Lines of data
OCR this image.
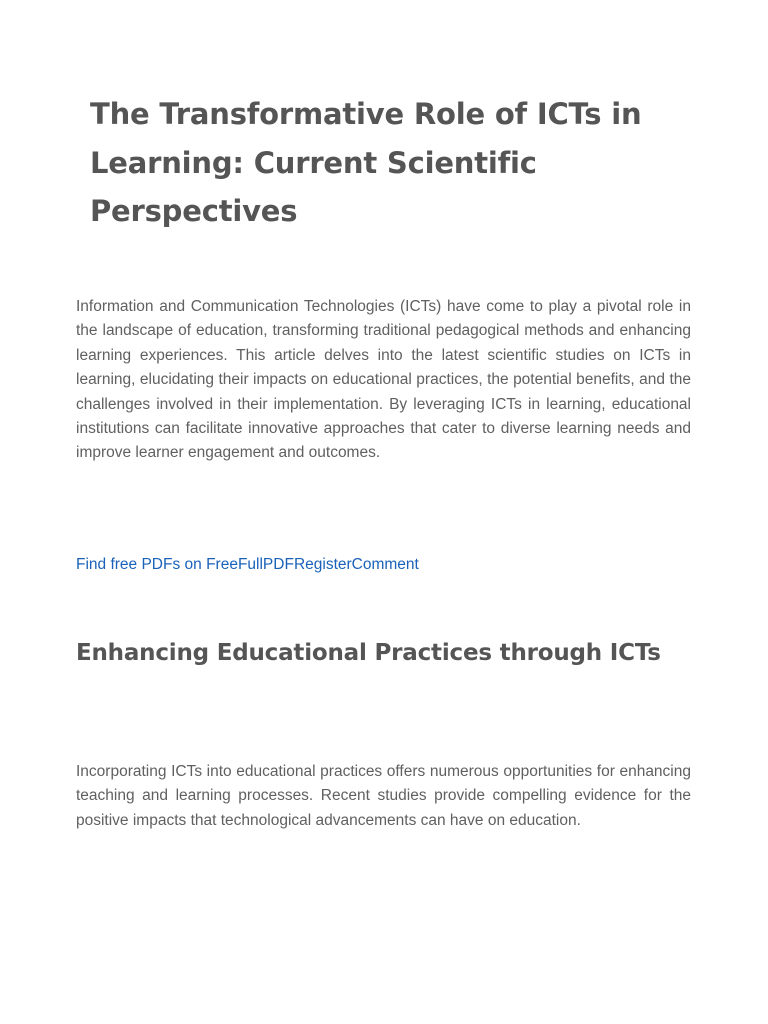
The Transformative Role of ICTs in Learning: Current Scientific Perspectives

Information and Communication Technologies (ICTs) have come to play a pivotal role in the landscape of education, transforming traditional pedagogical methods and enhancing learning experiences. This article delves into the latest scientific studies on ICTs in learning, elucidating their impacts on educational practices, the potential benefits, and the challenges involved in their implementation. By leveraging ICTs in learning, educational institutions can facilitate innovative approaches that cater to diverse learning needs and improve learner engagement and outcomes.

Find free PDFs on FreeFullPDFRegisterComment
Enhancing Educational Practices through ICTs

Incorporating ICTs into educational practices offers numerous opportunities for enhancing teaching and learning processes. Recent studies provide compelling evidence for the positive impacts that technological advancements can have on education.
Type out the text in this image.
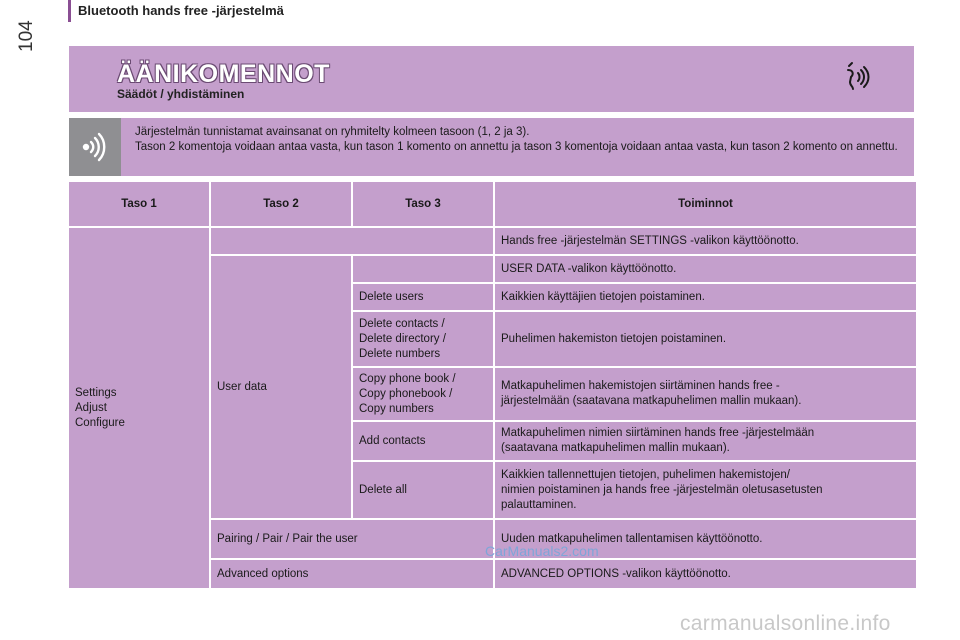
Bluetooth hands free -järjestelmä
104
ÄÄNIKOMENNOT
Säädöt / yhdistäminen
Järjestelmän tunnistamat avainsanat on ryhmitelty kolmeen tasoon (1, 2 ja 3).
Tason 2 komentoja voidaan antaa vasta, kun tason 1 komento on annettu ja tason 3 komentoja voidaan antaa vasta, kun tason 2 komento on annettu.
Taso 1	Taso 2	Taso 3	Toiminnot
Settings
Adjust
Configure			Hands free -järjestelmän SETTINGS -valikon käyttöönotto.
	User data		USER DATA -valikon käyttöönotto.
		Delete users	Kaikkien käyttäjien tietojen poistaminen.
		Delete contacts /
Delete directory /
Delete numbers	Puhelimen hakemiston tietojen poistaminen.
		Copy phone book /
Copy phonebook /
Copy numbers	Matkapuhelimen hakemistojen siirtäminen hands free -
järjestelmään (saatavana matkapuhelimen mallin mukaan).
		Add contacts	Matkapuhelimen nimien siirtäminen hands free -järjestelmään
(saatavana matkapuhelimen mallin mukaan).
		Delete all	Kaikkien tallennettujen tietojen, puhelimen hakemistojen/
nimien poistaminen ja hands free -järjestelmän oletusasetusten
palauttaminen.
	Pairing / Pair / Pair the user		Uuden matkapuhelimen tallentamisen käyttöönotto.
	Advanced options		ADVANCED OPTIONS -valikon käyttöönotto.
CarManuals2.com
carmanualsonline.info
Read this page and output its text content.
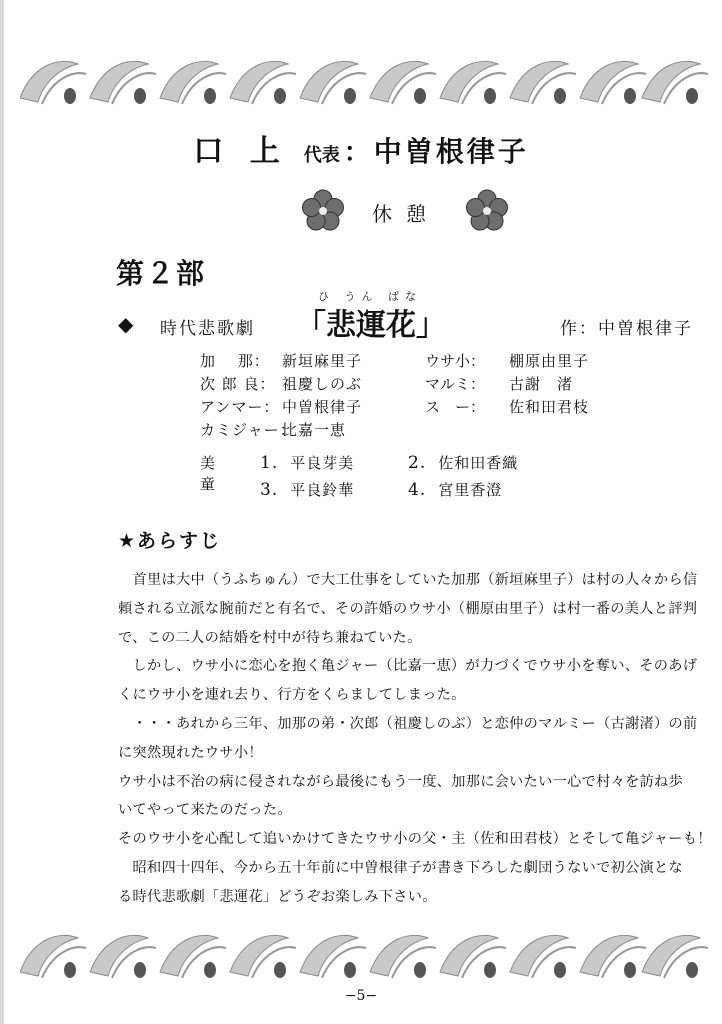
口 上 代表 ： 中曽根律子
休憩
第２部
◆ 時代悲歌劇
ひ うん ばな
「悲運花」	作：中曽根律子
加　 那： 新垣麻里子
次 郎 良： 祖慶しのぶ
アンマー： 中曽根律子
カミジャー：
比嘉一恵
ウサ小：	棚原由里子
マルミ：	古謝　渚
ス　ー：	佐和田君枝
美童
1. 平良芽美	2. 佐和田香織
3. 平良鈴華	4. 宮里香澄
★あらすじ

　首里は大中（うふちゅん）で大工仕事をしていた加那（新垣麻里子）は村の人々から信

頼される立派な腕前だと有名で、その許婚のウサ小（棚原由里子）は村一番の美人と評判

で、この二人の結婚を村中が待ち兼ねていた。

　しかし、ウサ小に恋心を抱く亀ジャー（比嘉一恵）が力づくでウサ小を奪い、そのあげ

くにウサ小を連れ去り、行方をくらましてしまった。

　・・・あれから三年、加那の弟・次郎（祖慶しのぶ）と恋仲のマルミー（古謝渚）の前

に突然現れたウサ小！

ウサ小は不治の病に侵されながら最後にもう一度、加那に会いたい一心で村々を訪ね歩

いてやって来たのだった。

そのウサ小を心配して追いかけてきたウサ小の父・主（佐和田君枝）とそして亀ジャーも！

　昭和四十四年、今から五十年前に中曽根律子が書き下ろした劇団うないで初公演とな

る時代悲歌劇「悲運花」どうぞお楽しみ下さい。

−5−
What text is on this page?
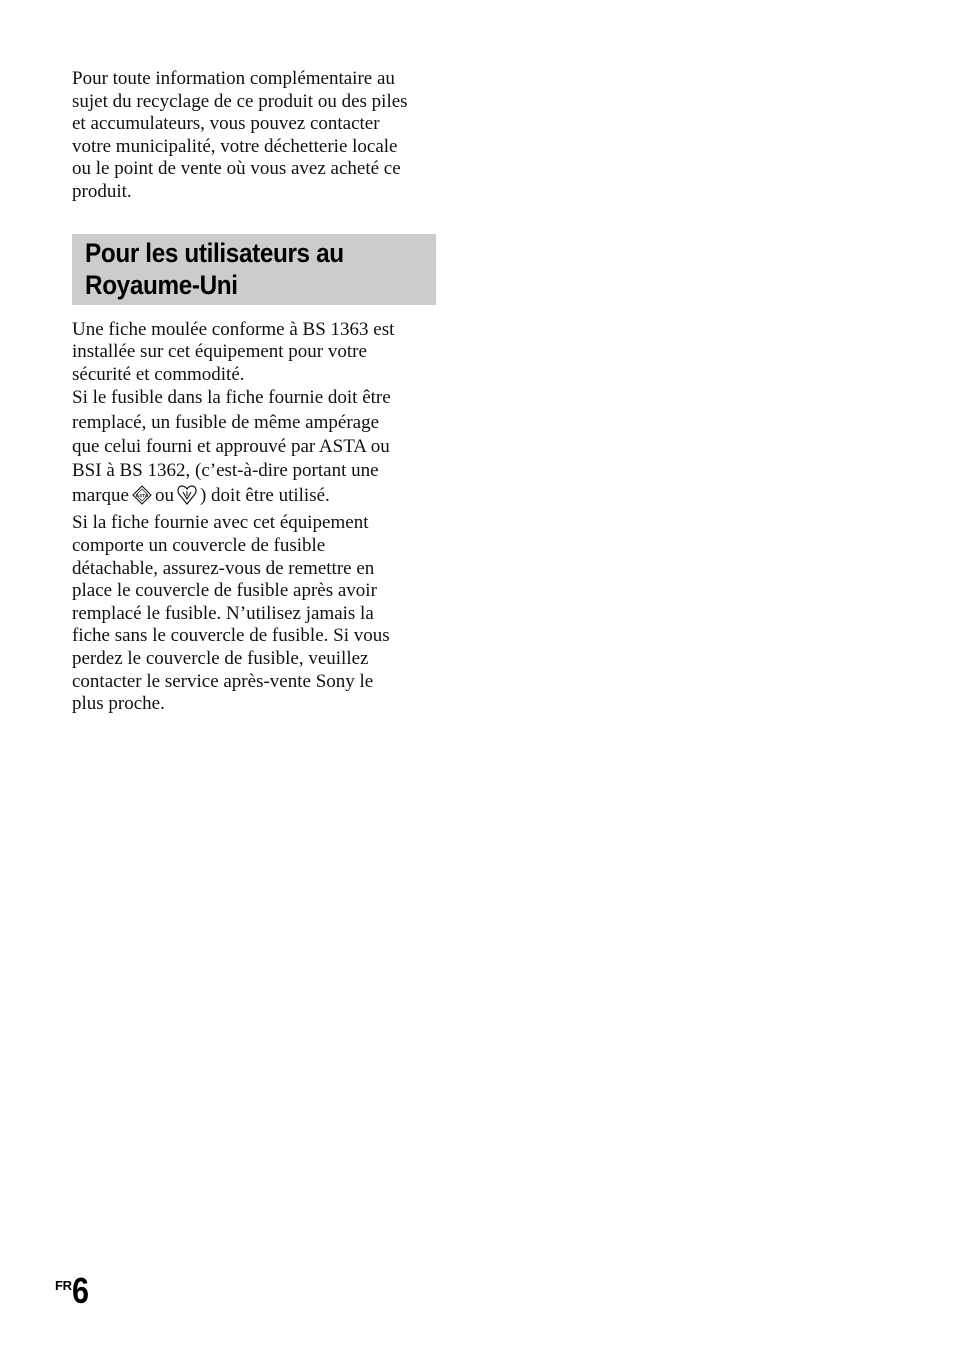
Pour toute information complémentaire au
sujet du recyclage de ce produit ou des piles
et accumulateurs, vous pouvez contacter
votre municipalité, votre déchetterie locale
ou le point de vente où vous avez acheté ce
produit.

Pour les utilisateurs au
Royaume-Uni

Une fiche moulée conforme à BS 1363 est
installée sur cet équipement pour votre
sécurité et commodité.

Si le fusible dans la fiche fournie doit être
remplacé, un fusible de même ampérage
que celui fourni et approuvé par ASTA ou
BSI à BS 1362, (c’est-à-dire portant une
marque ASTA ou ) doit être utilisé.

Si la fiche fournie avec cet équipement
comporte un couvercle de fusible
détachable, assurez-vous de remettre en
place le couvercle de fusible après avoir
remplacé le fusible. N’utilisez jamais la
fiche sans le couvercle de fusible. Si vous
perdez le couvercle de fusible, veuillez
contacter le service après-vente Sony le
plus proche.

FR 6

[Objective]
Pull out each line of the records holding the string "that".

[Task result]
Information and Communication Technologies (ICTs) have come to play a pivotal role in the landscape of education, transforming traditional pedagogical methods and enhancing learning experiences. This article delves into the latest scientific studies on ICTs in learning, elucidating their impacts on educational practices, the potential benefits, and the challenges involved in their implementation. By leveraging ICTs in learning, educational institutions can facilitate innovative approaches that cater to diverse learning needs and improve learner engagement and outcomes.
Incorporating ICTs into educational practices offers numerous opportunities for enhancing teaching and learning processes. Recent studies provide compelling evidence for the positive impacts that technological advancements can have on education.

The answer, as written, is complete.